» **Trecho fornecido**
***

À medida que o Fusquinha pegava a estrada, e durante o caminho, Val ia imaginando como seria o lugar para onde aquelas curvas e retas os levaria, as novidades que estariam reservadas, as experiências pelas quais passaria, os novos amigos que faria. Tudo era mágico e belo, apesar das longas horas de viagem, do farelo de bolacha que teimava em se espalhar pelo carro, do congestionamento que retardava a chegada, de ter que dividir o banco de trás com a Lena, o cachorro e a bagagem.

Não havia nada que pudesse tirar a alegria daqueles dias. Aliás, no fundo, sua maior felicidade era poder passar mais tempo com o Seu Armando, seu pai. Ele era um homem admirável e especial, profundo conhecedor da alma humana, caridoso, companheiro da mulher e amigo das filhas; tinha o ouvido apurado (nada lhe escapava), com um simples olhar era capaz de aplacar a dor e serenar os ânimos; não desperdiçava as palavras, usava-as quase sempre com sabedoria; tinha grande habilidade com as mãos, era comum vê-lo nos finais de semana, talhando brinquedos para as filhas (um cavalinho, um soldadinho de chumbo, uma cadeirinha de balanço,...), além de ser o melhor contador de histórias que qualquer criança poderia ter. Graças a ele, Val e Leninha, puderam conhecer também o mundo fantástico das fadas, duendes, príncipes e princesas, anjos, cheiros, sons, palavras, mistérios, onde a imaginação se perdia.

E as viagens então?

Ah, como ele gostava de dar aqueles passeios para a família! Ficava meses e meses planejando as férias, parecia que trabalhava o ano inteiro para economizar dinheiro e poder presenteá-las com eles.


Cada ano era para um lugar diferente. Foi assim que a Val e a Leninha conheceram cidades históricas e parte da História do Brasil, lugares pitorescos do norte ao sul do país, praias das mais variadas, recantos escondidos entre as montanhas, aprenderam a fazer amigos e a se doar, como o seu pai se doava a elas.

Era danado ele! Hoje não tem como não associar essas viagens a cada uma das etapas da vida delas. É só pensar num lugar, e lá vem a recordação daqueles dias e da figura emblemática de Seu Armando.

***

[Registros de layout espacial]

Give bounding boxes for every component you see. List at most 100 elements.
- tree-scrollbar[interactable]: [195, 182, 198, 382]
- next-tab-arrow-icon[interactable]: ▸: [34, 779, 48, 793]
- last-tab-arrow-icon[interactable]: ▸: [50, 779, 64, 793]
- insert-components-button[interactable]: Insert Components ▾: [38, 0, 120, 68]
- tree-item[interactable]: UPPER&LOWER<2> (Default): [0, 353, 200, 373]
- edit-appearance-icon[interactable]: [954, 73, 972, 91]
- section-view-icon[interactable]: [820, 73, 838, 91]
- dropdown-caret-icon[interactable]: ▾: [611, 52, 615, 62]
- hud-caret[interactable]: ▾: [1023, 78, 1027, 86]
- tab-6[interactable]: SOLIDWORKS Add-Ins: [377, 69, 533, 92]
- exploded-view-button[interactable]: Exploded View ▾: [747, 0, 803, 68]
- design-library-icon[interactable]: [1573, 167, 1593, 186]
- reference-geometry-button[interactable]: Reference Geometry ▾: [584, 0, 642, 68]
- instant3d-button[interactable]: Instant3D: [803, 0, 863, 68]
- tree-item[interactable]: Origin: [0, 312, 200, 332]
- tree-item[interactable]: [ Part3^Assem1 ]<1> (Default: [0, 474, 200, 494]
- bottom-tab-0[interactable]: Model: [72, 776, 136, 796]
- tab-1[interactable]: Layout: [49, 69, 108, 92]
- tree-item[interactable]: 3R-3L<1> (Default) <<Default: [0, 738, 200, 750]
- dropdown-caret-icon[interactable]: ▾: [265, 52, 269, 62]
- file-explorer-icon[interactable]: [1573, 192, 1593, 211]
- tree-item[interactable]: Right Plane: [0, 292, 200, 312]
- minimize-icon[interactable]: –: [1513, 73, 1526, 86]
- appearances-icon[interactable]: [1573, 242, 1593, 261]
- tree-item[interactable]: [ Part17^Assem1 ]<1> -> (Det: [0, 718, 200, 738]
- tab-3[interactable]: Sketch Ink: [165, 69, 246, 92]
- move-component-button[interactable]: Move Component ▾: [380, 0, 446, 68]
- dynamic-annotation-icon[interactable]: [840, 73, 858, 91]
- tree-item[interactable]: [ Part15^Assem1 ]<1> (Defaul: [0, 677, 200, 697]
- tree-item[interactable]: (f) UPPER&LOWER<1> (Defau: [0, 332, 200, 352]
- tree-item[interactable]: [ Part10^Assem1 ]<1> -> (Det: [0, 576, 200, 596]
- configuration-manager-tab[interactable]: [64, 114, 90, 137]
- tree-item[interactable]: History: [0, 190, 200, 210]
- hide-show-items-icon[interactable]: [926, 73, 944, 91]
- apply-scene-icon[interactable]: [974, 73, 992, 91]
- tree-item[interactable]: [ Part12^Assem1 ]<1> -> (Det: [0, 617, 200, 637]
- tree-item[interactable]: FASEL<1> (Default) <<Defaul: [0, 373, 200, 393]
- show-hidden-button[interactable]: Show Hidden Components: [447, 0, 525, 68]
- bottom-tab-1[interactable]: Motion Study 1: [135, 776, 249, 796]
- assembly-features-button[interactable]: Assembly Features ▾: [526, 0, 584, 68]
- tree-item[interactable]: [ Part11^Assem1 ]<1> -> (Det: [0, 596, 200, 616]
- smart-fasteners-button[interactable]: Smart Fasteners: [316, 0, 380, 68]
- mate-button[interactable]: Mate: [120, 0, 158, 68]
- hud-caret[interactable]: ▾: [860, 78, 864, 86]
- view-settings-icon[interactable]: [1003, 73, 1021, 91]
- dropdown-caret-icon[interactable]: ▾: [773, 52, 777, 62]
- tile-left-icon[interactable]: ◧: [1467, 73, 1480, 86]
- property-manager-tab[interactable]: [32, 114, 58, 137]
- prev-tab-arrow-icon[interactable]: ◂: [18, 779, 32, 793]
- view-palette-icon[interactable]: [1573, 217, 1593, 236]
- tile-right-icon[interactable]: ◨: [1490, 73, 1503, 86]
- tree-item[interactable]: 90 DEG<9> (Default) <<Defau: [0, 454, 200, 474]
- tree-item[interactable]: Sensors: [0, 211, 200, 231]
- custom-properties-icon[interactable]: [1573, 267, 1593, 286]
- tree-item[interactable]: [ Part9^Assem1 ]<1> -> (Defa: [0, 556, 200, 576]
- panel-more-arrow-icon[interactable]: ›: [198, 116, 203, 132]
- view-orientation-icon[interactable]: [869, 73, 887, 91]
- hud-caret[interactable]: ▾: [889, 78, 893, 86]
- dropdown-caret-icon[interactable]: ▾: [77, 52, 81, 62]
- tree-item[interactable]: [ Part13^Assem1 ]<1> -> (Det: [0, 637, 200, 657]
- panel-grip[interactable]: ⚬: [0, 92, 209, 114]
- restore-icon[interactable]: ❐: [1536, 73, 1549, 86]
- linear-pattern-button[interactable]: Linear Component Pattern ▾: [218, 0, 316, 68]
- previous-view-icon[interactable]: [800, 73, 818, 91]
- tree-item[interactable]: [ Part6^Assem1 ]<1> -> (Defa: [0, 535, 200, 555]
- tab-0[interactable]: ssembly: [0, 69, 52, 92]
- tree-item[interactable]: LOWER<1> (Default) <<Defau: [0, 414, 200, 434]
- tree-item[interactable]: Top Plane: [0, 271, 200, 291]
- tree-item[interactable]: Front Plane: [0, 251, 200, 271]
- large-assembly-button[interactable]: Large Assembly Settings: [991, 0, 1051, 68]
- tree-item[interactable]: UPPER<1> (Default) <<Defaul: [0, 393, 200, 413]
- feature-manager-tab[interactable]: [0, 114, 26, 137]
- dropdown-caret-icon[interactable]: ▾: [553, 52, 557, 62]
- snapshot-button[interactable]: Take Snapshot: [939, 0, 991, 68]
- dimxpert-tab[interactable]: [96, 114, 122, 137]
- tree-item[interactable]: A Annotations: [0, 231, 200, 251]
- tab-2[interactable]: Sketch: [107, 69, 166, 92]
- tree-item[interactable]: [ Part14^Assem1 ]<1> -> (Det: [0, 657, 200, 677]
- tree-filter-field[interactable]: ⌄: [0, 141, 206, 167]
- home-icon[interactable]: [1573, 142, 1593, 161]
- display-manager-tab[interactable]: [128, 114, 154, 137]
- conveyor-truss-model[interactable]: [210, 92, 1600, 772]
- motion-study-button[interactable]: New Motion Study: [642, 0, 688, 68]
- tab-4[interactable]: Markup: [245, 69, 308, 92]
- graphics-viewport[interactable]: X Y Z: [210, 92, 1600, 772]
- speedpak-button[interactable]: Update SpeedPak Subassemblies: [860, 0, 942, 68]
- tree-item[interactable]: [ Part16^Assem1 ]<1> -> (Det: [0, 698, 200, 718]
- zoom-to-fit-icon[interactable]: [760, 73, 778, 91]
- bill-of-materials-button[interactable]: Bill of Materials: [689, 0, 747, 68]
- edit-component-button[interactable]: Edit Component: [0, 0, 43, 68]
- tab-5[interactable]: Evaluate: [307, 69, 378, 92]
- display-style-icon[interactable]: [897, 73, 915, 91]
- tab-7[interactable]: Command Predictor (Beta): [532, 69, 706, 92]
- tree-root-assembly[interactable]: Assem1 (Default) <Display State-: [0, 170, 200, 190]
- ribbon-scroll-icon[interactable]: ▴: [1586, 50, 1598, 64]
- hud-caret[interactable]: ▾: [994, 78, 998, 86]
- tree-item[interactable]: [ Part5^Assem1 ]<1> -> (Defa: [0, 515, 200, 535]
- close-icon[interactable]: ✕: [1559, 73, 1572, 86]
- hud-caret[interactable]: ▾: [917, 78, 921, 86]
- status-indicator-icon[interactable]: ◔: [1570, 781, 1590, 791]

***

» **Ações a realizar**
[1] Segundo o trecho fornecido, com quem Val tinha de dividir o banco de trás do Fusquinha durante a viagem?
[2] Transcreva do trecho fornecido a passagem que vai de "E as viagens" até "de Seu Armando.".

» **Respostas do exercício**
[1] Com a Lena, o cachorro e a bagagem.

[2]
E as viagens então?

Ah, como ele gostava de dar aqueles passeios para a família! Ficava meses e meses planejando as férias, parecia que trabalhava o ano inteiro para economizar dinheiro e poder presenteá-las com eles.


Cada ano era para um lugar diferente. Foi assim que a Val e a Leninha conheceram cidades históricas e parte da História do Brasil, lugares pitorescos do norte ao sul do país, praias das mais variadas, recantos escondidos entre as montanhas, aprenderam a fazer amigos e a se doar, como o seu pai se doava a elas.

Era danado ele! Hoje não tem como não associar essas viagens a cada uma das etapas da vida delas. É só pensar num lugar, e lá vem a recordação daqueles dias e da figura emblemática de Seu Armando.